Records from a data collection
------------------------------------

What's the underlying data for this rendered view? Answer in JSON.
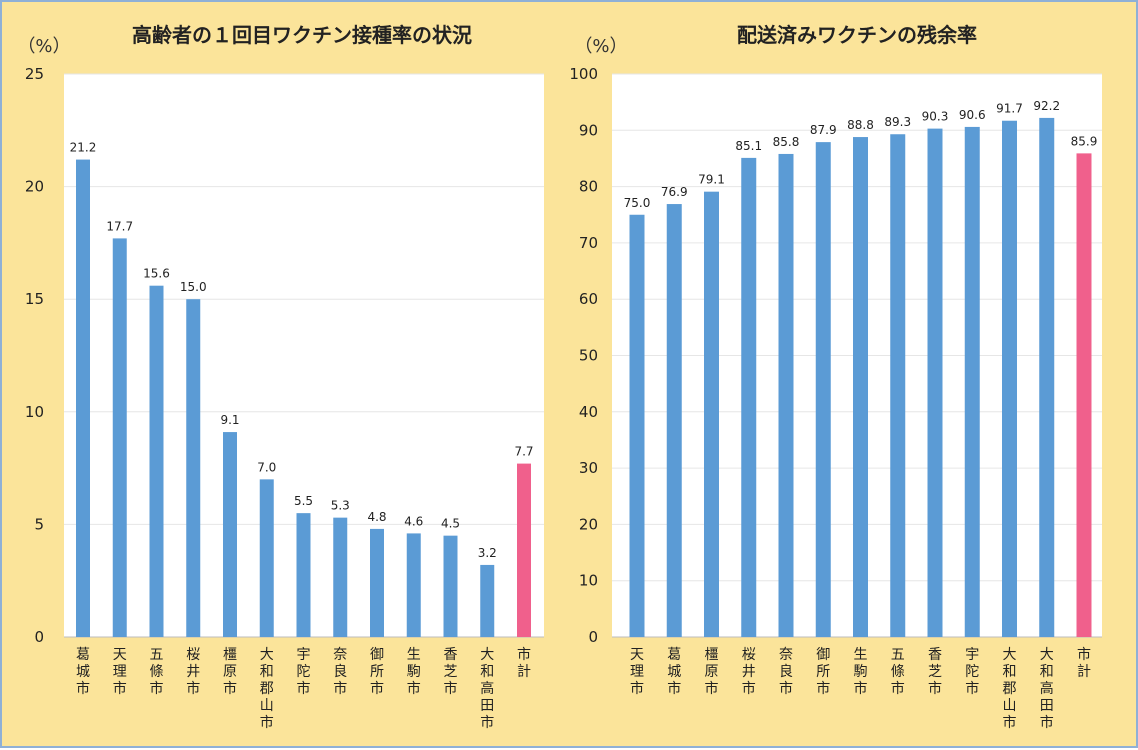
{
  "colors": {
    "background": "#fbe49a",
    "frame_border": "#8fb0d6",
    "bar": "#5b9bd5",
    "total_bar": "#f0608c"
  },
  "chart_data": [
    {
      "type": "bar",
      "title": "高齢者の１回目ワクチン接種率の状況",
      "unit": "（%）",
      "ylim": [
        0,
        25
      ],
      "yticks": [
        0,
        5,
        10,
        15,
        20,
        25
      ],
      "grid": true,
      "categories": [
        "葛城市",
        "天理市",
        "五條市",
        "桜井市",
        "橿原市",
        "大和郡山市",
        "宇陀市",
        "奈良市",
        "御所市",
        "生駒市",
        "香芝市",
        "大和高田市",
        "市計"
      ],
      "values": [
        21.2,
        17.7,
        15.6,
        15.0,
        9.1,
        7.0,
        5.5,
        5.3,
        4.8,
        4.6,
        4.5,
        3.2,
        7.7
      ],
      "value_labels": [
        "21.2",
        "17.7",
        "15.6",
        "15.0",
        "9.1",
        "7.0",
        "5.5",
        "5.3",
        "4.8",
        "4.6",
        "4.5",
        "3.2",
        "7.7"
      ],
      "highlight_category": "市計"
    },
    {
      "type": "bar",
      "title": "配送済みワクチンの残余率",
      "unit": "（%）",
      "ylim": [
        0,
        100
      ],
      "yticks": [
        0,
        10,
        20,
        30,
        40,
        50,
        60,
        70,
        80,
        90,
        100
      ],
      "grid": true,
      "categories": [
        "天理市",
        "葛城市",
        "橿原市",
        "桜井市",
        "奈良市",
        "御所市",
        "生駒市",
        "五條市",
        "香芝市",
        "宇陀市",
        "大和郡山市",
        "大和高田市",
        "市計"
      ],
      "values": [
        75.0,
        76.9,
        79.1,
        85.1,
        85.8,
        87.9,
        88.8,
        89.3,
        90.3,
        90.6,
        91.7,
        92.2,
        85.9
      ],
      "value_labels": [
        "75.0",
        "76.9",
        "79.1",
        "85.1",
        "85.8",
        "87.9",
        "88.8",
        "89.3",
        "90.3",
        "90.6",
        "91.7",
        "92.2",
        "85.9"
      ],
      "highlight_category": "市計"
    }
  ]
}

------------------------------------

**EXERCISE BRIEF**
Reproduce all of the data exactly, omitting each picture it holds.

**RESULT OF THIS TASK**
What's the underlying data for this rendered view? Answer in JSON.
{
  "colors": {
    "background": "#fbe49a",
    "frame_border": "#8fb0d6",
    "bar": "#5b9bd5",
    "total_bar": "#f0608c"
  },
  "chart_data": [
    {
      "type": "bar",
      "title": "高齢者の１回目ワクチン接種率の状況",
      "unit": "（%）",
      "ylim": [
        0,
        25
      ],
      "yticks": [
        0,
        5,
        10,
        15,
        20,
        25
      ],
      "grid": true,
      "categories": [
        "葛城市",
        "天理市",
        "五條市",
        "桜井市",
        "橿原市",
        "大和郡山市",
        "宇陀市",
        "奈良市",
        "御所市",
        "生駒市",
        "香芝市",
        "大和高田市",
        "市計"
      ],
      "values": [
        21.2,
        17.7,
        15.6,
        15.0,
        9.1,
        7.0,
        5.5,
        5.3,
        4.8,
        4.6,
        4.5,
        3.2,
        7.7
      ],
      "value_labels": [
        "21.2",
        "17.7",
        "15.6",
        "15.0",
        "9.1",
        "7.0",
        "5.5",
        "5.3",
        "4.8",
        "4.6",
        "4.5",
        "3.2",
        "7.7"
      ],
      "highlight_category": "市計"
    },
    {
      "type": "bar",
      "title": "配送済みワクチンの残余率",
      "unit": "（%）",
      "ylim": [
        0,
        100
      ],
      "yticks": [
        0,
        10,
        20,
        30,
        40,
        50,
        60,
        70,
        80,
        90,
        100
      ],
      "grid": true,
      "categories": [
        "天理市",
        "葛城市",
        "橿原市",
        "桜井市",
        "奈良市",
        "御所市",
        "生駒市",
        "五條市",
        "香芝市",
        "宇陀市",
        "大和郡山市",
        "大和高田市",
        "市計"
      ],
      "values": [
        75.0,
        76.9,
        79.1,
        85.1,
        85.8,
        87.9,
        88.8,
        89.3,
        90.3,
        90.6,
        91.7,
        92.2,
        85.9
      ],
      "value_labels": [
        "75.0",
        "76.9",
        "79.1",
        "85.1",
        "85.8",
        "87.9",
        "88.8",
        "89.3",
        "90.3",
        "90.6",
        "91.7",
        "92.2",
        "85.9"
      ],
      "highlight_category": "市計"
    }
  ]
}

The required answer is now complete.